-- BEGIN --

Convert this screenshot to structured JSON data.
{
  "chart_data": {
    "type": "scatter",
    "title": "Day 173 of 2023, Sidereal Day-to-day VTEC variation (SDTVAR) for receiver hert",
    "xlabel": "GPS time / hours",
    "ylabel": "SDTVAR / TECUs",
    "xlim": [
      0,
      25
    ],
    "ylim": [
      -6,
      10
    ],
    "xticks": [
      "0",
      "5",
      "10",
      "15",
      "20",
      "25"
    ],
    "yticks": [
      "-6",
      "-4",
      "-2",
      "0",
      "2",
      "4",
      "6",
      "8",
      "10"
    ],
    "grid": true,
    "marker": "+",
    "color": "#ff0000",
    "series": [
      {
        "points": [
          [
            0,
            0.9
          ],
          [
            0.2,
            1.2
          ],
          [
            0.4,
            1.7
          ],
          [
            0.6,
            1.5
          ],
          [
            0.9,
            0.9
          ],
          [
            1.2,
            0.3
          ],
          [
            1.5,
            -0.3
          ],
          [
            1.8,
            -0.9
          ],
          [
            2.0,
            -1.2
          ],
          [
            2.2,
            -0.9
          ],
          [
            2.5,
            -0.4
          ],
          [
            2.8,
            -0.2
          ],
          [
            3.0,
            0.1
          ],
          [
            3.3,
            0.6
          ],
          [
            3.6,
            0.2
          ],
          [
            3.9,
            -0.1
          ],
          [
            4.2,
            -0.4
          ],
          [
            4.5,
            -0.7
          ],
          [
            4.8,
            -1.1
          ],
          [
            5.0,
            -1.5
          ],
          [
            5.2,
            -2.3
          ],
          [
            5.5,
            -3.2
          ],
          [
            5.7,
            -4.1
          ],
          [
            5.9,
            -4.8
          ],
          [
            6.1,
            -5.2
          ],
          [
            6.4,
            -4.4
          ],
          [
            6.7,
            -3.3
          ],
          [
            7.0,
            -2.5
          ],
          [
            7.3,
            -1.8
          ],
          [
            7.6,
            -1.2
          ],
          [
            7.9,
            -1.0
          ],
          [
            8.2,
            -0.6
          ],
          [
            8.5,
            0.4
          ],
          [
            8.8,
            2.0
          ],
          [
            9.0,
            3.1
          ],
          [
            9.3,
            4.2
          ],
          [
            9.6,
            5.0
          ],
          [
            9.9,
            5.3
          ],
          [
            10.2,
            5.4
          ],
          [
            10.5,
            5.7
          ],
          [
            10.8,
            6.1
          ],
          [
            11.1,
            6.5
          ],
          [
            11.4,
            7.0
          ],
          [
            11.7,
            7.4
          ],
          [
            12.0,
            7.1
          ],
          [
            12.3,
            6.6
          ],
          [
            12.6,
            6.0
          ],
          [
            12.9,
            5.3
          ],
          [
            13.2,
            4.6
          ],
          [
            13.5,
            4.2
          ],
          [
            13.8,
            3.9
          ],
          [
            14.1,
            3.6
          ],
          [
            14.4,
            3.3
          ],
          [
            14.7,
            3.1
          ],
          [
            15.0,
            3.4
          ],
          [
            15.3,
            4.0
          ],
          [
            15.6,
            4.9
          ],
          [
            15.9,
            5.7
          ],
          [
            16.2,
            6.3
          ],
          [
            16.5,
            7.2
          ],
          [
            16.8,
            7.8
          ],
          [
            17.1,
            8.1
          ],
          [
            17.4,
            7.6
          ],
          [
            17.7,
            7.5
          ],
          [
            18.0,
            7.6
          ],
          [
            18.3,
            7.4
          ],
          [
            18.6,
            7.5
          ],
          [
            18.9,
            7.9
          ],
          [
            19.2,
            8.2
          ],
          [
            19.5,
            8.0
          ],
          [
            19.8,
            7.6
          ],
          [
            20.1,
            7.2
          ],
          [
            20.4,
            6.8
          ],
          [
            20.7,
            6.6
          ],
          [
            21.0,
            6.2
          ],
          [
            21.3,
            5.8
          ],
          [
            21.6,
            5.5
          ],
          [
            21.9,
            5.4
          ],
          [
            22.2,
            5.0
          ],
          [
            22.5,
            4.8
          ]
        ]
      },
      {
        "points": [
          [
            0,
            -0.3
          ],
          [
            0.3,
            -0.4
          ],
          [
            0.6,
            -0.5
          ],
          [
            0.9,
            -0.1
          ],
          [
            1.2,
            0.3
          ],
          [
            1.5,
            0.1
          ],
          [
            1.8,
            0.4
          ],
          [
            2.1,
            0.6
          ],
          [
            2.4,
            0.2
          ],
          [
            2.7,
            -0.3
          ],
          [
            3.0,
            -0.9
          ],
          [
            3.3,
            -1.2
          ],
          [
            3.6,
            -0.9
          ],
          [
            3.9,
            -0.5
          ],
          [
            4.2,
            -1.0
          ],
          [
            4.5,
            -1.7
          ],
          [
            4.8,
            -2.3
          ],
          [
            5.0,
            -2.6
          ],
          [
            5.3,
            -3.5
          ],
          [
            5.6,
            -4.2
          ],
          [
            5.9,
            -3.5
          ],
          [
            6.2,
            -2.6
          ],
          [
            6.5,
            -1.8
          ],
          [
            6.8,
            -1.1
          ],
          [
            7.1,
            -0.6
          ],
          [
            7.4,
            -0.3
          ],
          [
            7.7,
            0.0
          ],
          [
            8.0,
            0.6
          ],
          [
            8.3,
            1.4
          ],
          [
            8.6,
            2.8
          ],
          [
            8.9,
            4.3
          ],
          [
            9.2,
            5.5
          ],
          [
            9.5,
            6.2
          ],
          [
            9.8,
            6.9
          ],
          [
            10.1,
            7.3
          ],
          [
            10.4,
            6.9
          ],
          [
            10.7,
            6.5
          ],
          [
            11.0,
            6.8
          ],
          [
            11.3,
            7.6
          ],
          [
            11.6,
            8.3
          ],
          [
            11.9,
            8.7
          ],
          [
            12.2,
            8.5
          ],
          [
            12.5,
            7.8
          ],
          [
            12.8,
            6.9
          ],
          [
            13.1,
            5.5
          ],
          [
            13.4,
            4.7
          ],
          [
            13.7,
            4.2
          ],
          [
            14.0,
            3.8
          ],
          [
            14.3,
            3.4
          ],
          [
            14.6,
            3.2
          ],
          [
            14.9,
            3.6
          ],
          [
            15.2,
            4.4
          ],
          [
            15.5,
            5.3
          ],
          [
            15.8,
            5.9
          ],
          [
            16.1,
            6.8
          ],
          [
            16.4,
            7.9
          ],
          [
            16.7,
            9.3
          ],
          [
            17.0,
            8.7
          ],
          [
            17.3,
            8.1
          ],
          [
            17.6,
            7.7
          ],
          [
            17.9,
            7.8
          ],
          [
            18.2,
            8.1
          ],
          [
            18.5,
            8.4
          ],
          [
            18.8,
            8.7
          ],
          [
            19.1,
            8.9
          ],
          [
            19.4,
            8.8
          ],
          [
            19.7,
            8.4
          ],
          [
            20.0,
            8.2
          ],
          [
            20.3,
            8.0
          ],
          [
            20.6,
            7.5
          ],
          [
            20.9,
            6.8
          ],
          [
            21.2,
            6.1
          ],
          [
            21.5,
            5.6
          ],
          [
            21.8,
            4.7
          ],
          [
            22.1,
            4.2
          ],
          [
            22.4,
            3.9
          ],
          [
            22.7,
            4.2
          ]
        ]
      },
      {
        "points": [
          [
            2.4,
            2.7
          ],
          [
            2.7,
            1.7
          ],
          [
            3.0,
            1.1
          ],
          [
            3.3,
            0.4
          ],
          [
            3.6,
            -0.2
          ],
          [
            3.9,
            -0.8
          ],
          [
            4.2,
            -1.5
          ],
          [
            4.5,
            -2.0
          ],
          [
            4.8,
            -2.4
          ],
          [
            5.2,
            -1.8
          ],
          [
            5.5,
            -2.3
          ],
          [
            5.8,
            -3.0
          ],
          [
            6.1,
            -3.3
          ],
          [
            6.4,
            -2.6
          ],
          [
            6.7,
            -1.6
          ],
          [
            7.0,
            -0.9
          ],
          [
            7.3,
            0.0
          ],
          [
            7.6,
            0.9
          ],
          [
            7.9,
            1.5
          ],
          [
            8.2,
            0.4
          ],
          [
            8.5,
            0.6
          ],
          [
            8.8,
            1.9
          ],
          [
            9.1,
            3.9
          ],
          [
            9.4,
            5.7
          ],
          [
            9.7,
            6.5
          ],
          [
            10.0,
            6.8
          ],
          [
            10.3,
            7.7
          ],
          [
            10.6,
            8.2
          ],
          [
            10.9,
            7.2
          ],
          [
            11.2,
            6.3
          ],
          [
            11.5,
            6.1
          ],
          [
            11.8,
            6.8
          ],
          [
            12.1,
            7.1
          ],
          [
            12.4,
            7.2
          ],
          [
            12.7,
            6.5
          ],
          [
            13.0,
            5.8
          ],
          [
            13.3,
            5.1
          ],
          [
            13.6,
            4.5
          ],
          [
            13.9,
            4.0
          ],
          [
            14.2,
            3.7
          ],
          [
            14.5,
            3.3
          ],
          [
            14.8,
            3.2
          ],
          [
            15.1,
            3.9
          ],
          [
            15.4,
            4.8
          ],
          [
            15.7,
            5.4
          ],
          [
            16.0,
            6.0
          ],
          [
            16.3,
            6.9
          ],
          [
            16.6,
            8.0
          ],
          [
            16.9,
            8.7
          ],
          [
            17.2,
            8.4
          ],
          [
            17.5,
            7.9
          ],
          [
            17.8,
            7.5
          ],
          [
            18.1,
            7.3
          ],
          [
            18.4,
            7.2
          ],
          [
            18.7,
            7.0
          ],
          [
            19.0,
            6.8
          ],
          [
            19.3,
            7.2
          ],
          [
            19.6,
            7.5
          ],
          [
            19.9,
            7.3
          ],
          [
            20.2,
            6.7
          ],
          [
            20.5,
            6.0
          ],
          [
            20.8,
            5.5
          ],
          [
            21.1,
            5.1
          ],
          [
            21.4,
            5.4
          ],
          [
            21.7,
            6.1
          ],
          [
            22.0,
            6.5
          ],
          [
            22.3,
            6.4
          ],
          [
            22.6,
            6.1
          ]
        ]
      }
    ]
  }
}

-- END --

TASK:
Find the string "SDTVAR" in the records, then copy each line where it occurs.

TASK RESULT:
    "title": "Day 173 of 2023, Sidereal Day-to-day VTEC variation (SDTVAR) for receiver hert",
    "ylabel": "SDTVAR / TECUs",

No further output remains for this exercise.